DATA LINES =
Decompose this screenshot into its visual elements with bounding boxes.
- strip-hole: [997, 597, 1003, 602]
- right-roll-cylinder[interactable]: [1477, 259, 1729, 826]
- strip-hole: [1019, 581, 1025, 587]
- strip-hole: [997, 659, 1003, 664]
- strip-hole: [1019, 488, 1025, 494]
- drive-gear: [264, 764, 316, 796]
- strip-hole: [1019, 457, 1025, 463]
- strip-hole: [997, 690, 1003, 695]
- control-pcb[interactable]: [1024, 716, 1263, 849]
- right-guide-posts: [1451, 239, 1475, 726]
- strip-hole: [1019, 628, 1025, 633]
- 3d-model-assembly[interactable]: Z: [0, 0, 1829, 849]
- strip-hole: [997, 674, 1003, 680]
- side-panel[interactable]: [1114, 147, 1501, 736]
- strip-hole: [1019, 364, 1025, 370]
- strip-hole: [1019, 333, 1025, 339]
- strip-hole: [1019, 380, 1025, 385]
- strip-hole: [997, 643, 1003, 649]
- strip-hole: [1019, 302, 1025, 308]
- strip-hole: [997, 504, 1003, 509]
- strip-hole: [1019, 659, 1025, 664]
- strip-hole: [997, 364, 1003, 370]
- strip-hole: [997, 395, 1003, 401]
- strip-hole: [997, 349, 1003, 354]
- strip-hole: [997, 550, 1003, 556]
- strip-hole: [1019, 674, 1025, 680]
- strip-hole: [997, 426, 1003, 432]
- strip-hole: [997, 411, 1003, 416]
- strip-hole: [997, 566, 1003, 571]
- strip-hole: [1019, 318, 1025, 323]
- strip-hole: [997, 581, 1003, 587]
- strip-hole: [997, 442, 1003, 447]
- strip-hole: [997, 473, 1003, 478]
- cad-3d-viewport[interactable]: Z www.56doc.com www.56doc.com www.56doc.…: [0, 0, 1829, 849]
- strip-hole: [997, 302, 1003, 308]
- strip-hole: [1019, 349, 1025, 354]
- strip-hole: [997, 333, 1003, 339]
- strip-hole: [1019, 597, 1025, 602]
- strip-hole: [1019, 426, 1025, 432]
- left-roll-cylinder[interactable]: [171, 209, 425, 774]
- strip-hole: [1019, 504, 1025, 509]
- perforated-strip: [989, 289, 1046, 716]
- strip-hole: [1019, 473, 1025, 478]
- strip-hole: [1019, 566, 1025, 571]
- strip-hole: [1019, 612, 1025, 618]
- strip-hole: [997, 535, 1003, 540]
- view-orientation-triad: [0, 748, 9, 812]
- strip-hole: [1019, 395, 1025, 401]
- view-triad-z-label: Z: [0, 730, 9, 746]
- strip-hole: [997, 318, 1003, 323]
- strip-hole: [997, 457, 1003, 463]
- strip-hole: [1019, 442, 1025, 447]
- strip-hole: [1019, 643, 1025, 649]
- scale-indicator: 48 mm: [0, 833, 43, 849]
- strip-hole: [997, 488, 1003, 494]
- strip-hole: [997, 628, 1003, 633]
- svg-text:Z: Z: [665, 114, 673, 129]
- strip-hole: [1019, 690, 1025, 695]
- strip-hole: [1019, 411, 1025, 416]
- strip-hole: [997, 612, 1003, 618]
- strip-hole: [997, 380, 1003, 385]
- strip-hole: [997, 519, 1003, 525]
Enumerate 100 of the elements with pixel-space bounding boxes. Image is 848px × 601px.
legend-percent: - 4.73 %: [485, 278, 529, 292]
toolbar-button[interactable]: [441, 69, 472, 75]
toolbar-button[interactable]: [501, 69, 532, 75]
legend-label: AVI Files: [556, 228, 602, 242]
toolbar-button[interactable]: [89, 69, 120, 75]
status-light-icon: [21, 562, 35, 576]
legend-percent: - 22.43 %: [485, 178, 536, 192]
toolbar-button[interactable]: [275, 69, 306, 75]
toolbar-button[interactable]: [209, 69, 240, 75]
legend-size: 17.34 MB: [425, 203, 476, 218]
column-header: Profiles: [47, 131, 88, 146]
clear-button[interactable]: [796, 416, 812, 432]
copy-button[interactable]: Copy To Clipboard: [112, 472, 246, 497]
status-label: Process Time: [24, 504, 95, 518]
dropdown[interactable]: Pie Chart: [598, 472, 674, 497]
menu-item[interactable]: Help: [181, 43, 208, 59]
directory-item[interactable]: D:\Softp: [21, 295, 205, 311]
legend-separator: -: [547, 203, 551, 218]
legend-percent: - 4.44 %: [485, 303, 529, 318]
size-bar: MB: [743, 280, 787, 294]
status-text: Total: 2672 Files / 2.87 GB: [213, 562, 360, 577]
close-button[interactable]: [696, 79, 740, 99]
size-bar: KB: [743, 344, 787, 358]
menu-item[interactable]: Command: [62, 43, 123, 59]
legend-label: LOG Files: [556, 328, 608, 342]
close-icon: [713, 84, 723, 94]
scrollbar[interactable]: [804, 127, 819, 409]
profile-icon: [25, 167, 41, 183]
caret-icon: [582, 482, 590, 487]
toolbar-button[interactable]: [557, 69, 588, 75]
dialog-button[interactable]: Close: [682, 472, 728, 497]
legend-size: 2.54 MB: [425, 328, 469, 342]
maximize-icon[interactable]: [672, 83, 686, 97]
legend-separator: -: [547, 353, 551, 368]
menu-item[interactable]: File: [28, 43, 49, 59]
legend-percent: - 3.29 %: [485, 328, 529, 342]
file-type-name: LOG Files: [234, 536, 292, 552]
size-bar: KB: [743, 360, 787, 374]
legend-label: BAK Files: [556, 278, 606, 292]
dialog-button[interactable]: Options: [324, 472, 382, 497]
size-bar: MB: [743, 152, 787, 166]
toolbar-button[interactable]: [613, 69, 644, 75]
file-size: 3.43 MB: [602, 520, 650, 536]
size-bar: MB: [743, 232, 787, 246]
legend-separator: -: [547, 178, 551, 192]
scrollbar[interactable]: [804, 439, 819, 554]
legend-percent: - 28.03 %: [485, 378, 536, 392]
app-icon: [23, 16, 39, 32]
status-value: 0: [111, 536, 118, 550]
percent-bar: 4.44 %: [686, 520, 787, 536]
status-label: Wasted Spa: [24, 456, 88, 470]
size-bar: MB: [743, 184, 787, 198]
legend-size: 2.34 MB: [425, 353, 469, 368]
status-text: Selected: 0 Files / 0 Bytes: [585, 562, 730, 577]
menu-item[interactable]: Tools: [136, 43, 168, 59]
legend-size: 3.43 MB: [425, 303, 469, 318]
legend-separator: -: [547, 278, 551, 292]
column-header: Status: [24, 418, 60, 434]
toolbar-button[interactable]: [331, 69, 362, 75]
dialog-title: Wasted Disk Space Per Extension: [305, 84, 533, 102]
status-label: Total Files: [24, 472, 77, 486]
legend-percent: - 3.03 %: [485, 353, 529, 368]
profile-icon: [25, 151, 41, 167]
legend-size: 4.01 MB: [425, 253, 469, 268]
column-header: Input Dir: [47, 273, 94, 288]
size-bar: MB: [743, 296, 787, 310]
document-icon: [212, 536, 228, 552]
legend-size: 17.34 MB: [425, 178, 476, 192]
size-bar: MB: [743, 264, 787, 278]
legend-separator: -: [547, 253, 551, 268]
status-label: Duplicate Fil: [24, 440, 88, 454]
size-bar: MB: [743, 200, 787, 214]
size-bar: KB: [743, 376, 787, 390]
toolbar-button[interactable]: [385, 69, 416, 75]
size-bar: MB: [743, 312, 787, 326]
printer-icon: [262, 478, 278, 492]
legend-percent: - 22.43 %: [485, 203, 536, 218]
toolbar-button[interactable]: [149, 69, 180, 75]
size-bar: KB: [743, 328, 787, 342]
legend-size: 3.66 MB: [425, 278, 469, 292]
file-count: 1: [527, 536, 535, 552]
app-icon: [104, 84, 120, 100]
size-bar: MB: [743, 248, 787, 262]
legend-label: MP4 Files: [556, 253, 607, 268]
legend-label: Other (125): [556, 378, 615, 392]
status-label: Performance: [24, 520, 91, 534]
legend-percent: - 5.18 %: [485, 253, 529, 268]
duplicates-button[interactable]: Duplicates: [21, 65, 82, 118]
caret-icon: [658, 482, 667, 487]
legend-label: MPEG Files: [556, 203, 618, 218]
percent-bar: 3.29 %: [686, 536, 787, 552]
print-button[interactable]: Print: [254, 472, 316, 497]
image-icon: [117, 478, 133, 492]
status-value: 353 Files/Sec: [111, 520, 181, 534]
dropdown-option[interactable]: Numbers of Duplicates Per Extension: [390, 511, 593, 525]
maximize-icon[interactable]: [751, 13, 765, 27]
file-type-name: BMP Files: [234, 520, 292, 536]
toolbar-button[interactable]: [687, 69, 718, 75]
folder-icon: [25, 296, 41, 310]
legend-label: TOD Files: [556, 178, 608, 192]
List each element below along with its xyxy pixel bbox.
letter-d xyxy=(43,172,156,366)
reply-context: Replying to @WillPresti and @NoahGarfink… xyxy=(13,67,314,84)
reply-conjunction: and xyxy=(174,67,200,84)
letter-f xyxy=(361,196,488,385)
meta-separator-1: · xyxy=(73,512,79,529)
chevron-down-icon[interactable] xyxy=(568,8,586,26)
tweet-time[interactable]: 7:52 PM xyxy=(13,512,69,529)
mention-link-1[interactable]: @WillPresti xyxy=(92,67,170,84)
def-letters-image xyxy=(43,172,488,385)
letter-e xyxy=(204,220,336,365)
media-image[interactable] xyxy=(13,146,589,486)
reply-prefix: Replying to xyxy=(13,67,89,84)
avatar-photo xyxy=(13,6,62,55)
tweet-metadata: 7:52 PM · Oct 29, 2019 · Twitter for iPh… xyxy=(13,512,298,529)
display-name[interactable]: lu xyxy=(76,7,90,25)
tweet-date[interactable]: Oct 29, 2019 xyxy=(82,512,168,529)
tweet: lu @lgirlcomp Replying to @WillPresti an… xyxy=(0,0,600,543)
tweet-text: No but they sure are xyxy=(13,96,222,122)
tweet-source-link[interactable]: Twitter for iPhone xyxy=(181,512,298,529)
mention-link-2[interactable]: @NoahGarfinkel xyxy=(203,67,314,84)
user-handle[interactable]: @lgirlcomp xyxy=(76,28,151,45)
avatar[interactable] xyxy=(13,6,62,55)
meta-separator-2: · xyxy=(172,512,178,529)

SET TASK =
Which of the lines above contain the string "link"? Copy out each of those lines.

OUTPUT OF THE EXERCISE =
mention-link-1[interactable]: @WillPresti xyxy=(92,67,170,84)
tweet-source-link[interactable]: Twitter for iPhone xyxy=(181,512,298,529)
mention-link-2[interactable]: @NoahGarfinkel xyxy=(203,67,314,84)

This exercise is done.